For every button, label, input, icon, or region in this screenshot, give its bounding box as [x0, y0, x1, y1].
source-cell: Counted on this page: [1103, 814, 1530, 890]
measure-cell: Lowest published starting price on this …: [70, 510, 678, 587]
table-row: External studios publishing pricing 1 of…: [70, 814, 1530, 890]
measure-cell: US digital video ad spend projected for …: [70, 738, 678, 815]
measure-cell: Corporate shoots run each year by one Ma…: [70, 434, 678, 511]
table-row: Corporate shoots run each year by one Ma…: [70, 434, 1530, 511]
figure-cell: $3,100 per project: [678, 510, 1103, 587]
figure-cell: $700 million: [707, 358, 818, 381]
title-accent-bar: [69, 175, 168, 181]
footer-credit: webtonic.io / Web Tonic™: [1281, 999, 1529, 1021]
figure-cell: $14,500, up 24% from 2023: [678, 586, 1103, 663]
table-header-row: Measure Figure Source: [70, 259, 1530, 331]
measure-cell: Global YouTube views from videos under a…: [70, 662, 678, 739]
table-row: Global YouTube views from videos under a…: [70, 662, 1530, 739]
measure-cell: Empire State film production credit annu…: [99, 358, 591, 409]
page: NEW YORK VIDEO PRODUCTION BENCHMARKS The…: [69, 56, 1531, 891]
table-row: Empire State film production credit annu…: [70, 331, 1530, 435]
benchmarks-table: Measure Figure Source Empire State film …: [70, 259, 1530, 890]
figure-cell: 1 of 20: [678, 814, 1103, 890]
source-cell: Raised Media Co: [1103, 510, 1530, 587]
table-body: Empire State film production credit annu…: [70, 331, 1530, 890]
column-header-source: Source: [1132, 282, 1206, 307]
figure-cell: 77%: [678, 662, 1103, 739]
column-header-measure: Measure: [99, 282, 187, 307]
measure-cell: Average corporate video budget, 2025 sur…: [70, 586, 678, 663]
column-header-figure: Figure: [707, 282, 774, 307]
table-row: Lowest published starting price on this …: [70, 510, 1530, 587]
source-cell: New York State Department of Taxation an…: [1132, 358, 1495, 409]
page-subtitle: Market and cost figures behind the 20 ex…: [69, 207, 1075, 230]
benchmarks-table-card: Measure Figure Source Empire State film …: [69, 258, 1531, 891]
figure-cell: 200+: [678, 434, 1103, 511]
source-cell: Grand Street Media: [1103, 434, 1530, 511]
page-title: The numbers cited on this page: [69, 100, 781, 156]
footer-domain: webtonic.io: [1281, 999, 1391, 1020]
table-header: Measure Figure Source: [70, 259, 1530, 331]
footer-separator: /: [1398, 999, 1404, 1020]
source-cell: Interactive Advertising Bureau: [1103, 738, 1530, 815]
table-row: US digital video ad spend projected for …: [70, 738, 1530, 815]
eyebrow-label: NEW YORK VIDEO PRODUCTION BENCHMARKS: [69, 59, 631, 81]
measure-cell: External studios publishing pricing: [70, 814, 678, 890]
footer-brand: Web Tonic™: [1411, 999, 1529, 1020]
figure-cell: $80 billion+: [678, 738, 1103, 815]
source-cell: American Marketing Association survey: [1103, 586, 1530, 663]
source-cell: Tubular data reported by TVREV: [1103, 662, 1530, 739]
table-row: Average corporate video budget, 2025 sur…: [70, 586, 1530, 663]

> Task directions: Can you copy out, word for word, the lines from the first one through the line containing "measure-cell: Lowest published", with both ends included?

> Written solution:
For every button, label, input, icon, or region in this screenshot, give its bounding box as [x0, y0, x1, y1].
source-cell: Counted on this page: [1103, 814, 1530, 890]
measure-cell: Lowest published starting price on this …: [70, 510, 678, 587]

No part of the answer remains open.